§ WHAT THE TASK ASKS
Locate each line below that includes "pink" and reproduce it.

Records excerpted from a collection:
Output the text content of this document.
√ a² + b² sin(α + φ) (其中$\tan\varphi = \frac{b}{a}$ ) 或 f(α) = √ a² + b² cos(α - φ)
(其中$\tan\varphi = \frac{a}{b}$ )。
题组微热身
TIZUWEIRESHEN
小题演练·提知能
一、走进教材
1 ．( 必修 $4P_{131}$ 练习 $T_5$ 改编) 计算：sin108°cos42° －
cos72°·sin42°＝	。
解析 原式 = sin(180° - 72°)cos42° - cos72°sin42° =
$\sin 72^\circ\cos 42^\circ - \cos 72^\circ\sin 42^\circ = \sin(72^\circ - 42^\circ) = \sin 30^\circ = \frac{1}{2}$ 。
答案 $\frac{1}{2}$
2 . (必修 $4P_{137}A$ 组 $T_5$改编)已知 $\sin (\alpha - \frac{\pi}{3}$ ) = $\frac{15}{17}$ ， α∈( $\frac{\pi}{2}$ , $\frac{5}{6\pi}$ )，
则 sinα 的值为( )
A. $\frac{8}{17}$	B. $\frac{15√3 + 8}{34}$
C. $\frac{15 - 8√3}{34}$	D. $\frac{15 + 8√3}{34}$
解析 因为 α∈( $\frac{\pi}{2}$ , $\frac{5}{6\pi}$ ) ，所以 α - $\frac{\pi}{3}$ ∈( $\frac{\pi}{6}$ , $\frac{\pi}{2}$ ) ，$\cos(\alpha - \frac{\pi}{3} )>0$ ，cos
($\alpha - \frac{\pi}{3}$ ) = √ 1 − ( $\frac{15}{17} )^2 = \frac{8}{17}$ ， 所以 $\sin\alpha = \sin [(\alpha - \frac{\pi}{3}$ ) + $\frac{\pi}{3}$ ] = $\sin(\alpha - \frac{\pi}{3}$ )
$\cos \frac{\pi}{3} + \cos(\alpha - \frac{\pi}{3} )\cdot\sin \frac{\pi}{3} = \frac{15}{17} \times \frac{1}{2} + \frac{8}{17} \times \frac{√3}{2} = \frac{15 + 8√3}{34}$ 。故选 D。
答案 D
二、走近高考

--

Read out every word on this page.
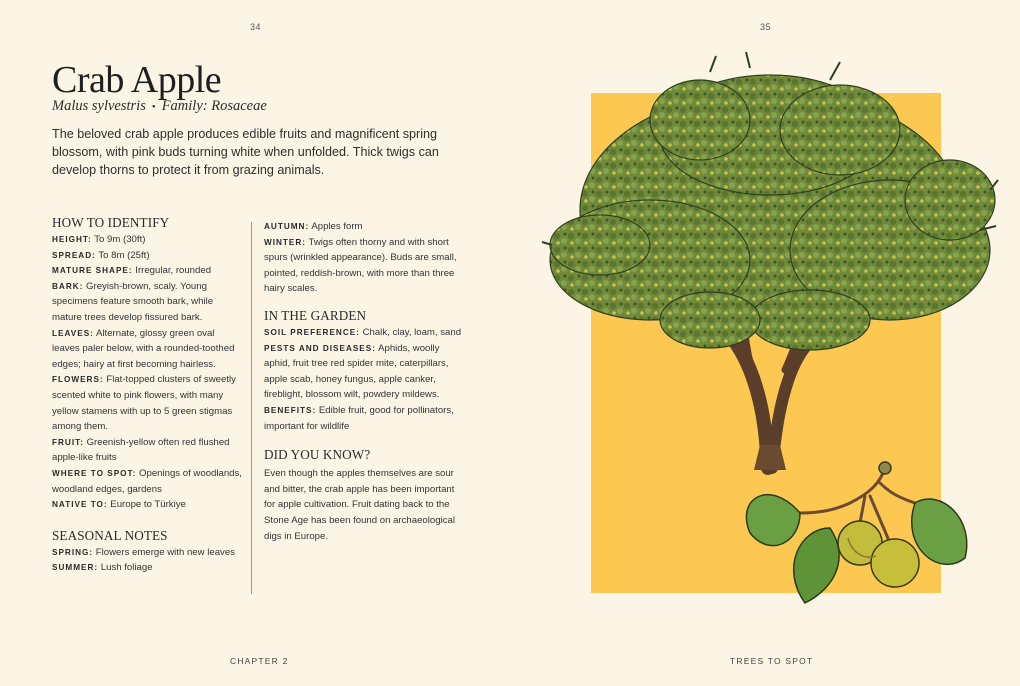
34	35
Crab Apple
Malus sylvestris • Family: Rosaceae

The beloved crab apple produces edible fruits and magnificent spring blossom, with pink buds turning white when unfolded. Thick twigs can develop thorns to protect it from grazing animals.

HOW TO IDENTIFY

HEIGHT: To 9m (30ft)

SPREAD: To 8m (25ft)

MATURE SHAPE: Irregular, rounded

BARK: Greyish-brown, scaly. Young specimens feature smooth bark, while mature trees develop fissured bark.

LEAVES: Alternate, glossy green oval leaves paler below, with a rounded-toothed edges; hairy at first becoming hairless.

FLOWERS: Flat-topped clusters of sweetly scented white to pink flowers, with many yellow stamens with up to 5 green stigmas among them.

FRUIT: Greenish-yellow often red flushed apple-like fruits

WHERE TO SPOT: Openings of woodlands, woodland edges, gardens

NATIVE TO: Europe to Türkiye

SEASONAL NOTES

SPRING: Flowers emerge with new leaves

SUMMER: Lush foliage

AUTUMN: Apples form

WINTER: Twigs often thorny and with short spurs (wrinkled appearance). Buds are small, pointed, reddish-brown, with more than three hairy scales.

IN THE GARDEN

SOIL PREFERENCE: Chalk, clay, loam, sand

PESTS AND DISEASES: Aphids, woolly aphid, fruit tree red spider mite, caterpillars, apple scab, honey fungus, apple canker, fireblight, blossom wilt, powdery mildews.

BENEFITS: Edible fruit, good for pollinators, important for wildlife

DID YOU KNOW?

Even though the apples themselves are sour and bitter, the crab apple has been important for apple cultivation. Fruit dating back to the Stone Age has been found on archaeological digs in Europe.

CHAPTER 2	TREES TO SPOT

§ WORKED ANSWER
The beloved crab apple produces edible fruits and magnificent spring blossom, with pink buds turning white when unfolded. Thick twigs can develop thorns to protect it from grazing animals.
FLOWERS: Flat-topped clusters of sweetly scented white to pink flowers, with many yellow stamens with up to 5 green stigmas among them.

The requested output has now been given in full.